→ WHAT IS ASKED
Reproduce each line exactly. Skip none.

→ RECORDS FOR THE TASK

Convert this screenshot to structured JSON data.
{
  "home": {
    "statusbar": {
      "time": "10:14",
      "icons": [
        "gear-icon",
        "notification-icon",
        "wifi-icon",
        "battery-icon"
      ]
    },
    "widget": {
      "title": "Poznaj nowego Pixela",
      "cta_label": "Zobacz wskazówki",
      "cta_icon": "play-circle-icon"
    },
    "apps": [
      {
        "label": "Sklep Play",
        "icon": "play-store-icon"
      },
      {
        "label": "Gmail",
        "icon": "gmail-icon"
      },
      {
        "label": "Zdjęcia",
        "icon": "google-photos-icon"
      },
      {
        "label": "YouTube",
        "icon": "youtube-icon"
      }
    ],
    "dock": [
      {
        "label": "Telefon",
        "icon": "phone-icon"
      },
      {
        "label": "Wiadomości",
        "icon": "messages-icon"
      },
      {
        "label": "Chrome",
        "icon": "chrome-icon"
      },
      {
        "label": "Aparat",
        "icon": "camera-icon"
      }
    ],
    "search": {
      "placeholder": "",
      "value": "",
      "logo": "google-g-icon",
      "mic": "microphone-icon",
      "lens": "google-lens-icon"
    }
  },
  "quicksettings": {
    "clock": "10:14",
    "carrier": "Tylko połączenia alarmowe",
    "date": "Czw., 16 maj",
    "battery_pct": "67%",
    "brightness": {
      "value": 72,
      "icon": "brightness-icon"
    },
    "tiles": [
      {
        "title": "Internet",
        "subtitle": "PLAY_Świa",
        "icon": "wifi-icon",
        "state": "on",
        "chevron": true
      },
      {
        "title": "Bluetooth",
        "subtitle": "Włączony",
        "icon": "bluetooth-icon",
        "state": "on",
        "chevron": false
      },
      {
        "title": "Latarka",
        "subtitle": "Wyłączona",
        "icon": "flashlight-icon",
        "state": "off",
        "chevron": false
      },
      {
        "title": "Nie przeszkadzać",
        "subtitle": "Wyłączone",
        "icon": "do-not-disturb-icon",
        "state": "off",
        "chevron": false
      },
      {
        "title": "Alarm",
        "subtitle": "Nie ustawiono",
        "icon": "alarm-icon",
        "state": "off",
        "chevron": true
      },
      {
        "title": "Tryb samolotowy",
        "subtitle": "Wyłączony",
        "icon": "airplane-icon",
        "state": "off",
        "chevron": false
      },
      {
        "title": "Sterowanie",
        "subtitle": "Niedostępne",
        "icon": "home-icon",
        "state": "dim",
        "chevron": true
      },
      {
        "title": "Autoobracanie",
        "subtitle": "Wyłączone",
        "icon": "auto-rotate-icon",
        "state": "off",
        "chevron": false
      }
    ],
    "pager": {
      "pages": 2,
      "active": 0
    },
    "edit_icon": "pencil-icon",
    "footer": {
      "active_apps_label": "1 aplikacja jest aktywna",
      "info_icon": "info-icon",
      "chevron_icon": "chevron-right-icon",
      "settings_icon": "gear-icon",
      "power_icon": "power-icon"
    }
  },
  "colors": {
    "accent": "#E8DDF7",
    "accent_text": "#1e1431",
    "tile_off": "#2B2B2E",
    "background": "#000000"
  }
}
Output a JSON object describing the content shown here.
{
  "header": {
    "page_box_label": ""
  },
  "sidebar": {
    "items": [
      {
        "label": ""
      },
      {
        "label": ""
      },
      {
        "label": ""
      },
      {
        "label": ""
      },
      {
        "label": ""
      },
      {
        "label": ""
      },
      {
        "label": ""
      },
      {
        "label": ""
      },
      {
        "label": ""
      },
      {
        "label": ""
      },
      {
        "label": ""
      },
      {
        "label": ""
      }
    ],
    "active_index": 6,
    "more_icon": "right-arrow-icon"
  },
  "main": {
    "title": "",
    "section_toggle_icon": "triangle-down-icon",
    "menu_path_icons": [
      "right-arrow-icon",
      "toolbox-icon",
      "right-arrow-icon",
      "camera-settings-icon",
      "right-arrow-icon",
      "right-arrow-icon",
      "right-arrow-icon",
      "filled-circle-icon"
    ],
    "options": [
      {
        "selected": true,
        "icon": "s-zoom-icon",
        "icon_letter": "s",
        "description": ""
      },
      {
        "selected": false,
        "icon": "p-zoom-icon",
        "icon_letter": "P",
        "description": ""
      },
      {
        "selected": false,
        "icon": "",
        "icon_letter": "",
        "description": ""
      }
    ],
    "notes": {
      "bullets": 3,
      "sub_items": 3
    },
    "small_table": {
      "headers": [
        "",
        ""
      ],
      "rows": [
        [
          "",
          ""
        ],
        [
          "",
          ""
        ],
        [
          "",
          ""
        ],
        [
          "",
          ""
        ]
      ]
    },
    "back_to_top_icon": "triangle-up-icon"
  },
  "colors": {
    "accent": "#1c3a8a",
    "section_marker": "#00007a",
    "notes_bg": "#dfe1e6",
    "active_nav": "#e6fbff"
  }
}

→ RESPONSE TO THIS TASK
Convert this screenshot to structured JSON data.
{
  "home": {
    "statusbar": {
      "time": "10:14",
      "icons": [
        "gear-icon",
        "notification-icon",
        "wifi-icon",
        "battery-icon"
      ]
    },
    "widget": {
      "title": "Poznaj nowego Pixela",
      "cta_label": "Zobacz wskazówki",
      "cta_icon": "play-circle-icon"
    },
    "apps": [
      {
        "label": "Sklep Play",
        "icon": "play-store-icon"
      },
      {
        "label": "Gmail",
        "icon": "gmail-icon"
      },
      {
        "label": "Zdjęcia",
        "icon": "google-photos-icon"
      },
      {
        "label": "YouTube",
        "icon": "youtube-icon"
      }
    ],
    "dock": [
      {
        "label": "Telefon",
        "icon": "phone-icon"
      },
      {
        "label": "Wiadomości",
        "icon": "messages-icon"
      },
      {
        "label": "Chrome",
        "icon": "chrome-icon"
      },
      {
        "label": "Aparat",
        "icon": "camera-icon"
      }
    ],
    "search": {
      "placeholder": "",
      "value": "",
      "logo": "google-g-icon",
      "mic": "microphone-icon",
      "lens": "google-lens-icon"
    }
  },
  "quicksettings": {
    "clock": "10:14",
    "carrier": "Tylko połączenia alarmowe",
    "date": "Czw., 16 maj",
    "battery_pct": "67%",
    "brightness": {
      "value": 72,
      "icon": "brightness-icon"
    },
    "tiles": [
      {
        "title": "Internet",
        "subtitle": "PLAY_Świa",
        "icon": "wifi-icon",
        "state": "on",
        "chevron": true
      },
      {
        "title": "Bluetooth",
        "subtitle": "Włączony",
        "icon": "bluetooth-icon",
        "state": "on",
        "chevron": false
      },
      {
        "title": "Latarka",
        "subtitle": "Wyłączona",
        "icon": "flashlight-icon",
        "state": "off",
        "chevron": false
      },
      {
        "title": "Nie przeszkadzać",
        "subtitle": "Wyłączone",
        "icon": "do-not-disturb-icon",
        "state": "off",
        "chevron": false
      },
      {
        "title": "Alarm",
        "subtitle": "Nie ustawiono",
        "icon": "alarm-icon",
        "state": "off",
        "chevron": true
      },
      {
        "title": "Tryb samolotowy",
        "subtitle": "Wyłączony",
        "icon": "airplane-icon",
        "state": "off",
        "chevron": false
      },
      {
        "title": "Sterowanie",
        "subtitle": "Niedostępne",
        "icon": "home-icon",
        "state": "dim",
        "chevron": true
      },
      {
        "title": "Autoobracanie",
        "subtitle": "Wyłączone",
        "icon": "auto-rotate-icon",
        "state": "off",
        "chevron": false
      }
    ],
    "pager": {
      "pages": 2,
      "active": 0
    },
    "edit_icon": "pencil-icon",
    "footer": {
      "active_apps_label": "1 aplikacja jest aktywna",
      "info_icon": "info-icon",
      "chevron_icon": "chevron-right-icon",
      "settings_icon": "gear-icon",
      "power_icon": "power-icon"
    }
  },
  "colors": {
    "accent": "#E8DDF7",
    "accent_text": "#1e1431",
    "tile_off": "#2B2B2E",
    "background": "#000000"
  }
}
Output a JSON object describing the content shown here.
{
  "header": {
    "page_box_label": ""
  },
  "sidebar": {
    "items": [
      {
        "label": ""
      },
      {
        "label": ""
      },
      {
        "label": ""
      },
      {
        "label": ""
      },
      {
        "label": ""
      },
      {
        "label": ""
      },
      {
        "label": ""
      },
      {
        "label": ""
      },
      {
        "label": ""
      },
      {
        "label": ""
      },
      {
        "label": ""
      },
      {
        "label": ""
      }
    ],
    "active_index": 6,
    "more_icon": "right-arrow-icon"
  },
  "main": {
    "title": "",
    "section_toggle_icon": "triangle-down-icon",
    "menu_path_icons": [
      "right-arrow-icon",
      "toolbox-icon",
      "right-arrow-icon",
      "camera-settings-icon",
      "right-arrow-icon",
      "right-arrow-icon",
      "right-arrow-icon",
      "filled-circle-icon"
    ],
    "options": [
      {
        "selected": true,
        "icon": "s-zoom-icon",
        "icon_letter": "s",
        "description": ""
      },
      {
        "selected": false,
        "icon": "p-zoom-icon",
        "icon_letter": "P",
        "description": ""
      },
      {
        "selected": false,
        "icon": "",
        "icon_letter": "",
        "description": ""
      }
    ],
    "notes": {
      "bullets": 3,
      "sub_items": 3
    },
    "small_table": {
      "headers": [
        "",
        ""
      ],
      "rows": [
        [
          "",
          ""
        ],
        [
          "",
          ""
        ],
        [
          "",
          ""
        ],
        [
          "",
          ""
        ]
      ]
    },
    "back_to_top_icon": "triangle-up-icon"
  },
  "colors": {
    "accent": "#1c3a8a",
    "section_marker": "#00007a",
    "notes_bg": "#dfe1e6",
    "active_nav": "#e6fbff"
  }
}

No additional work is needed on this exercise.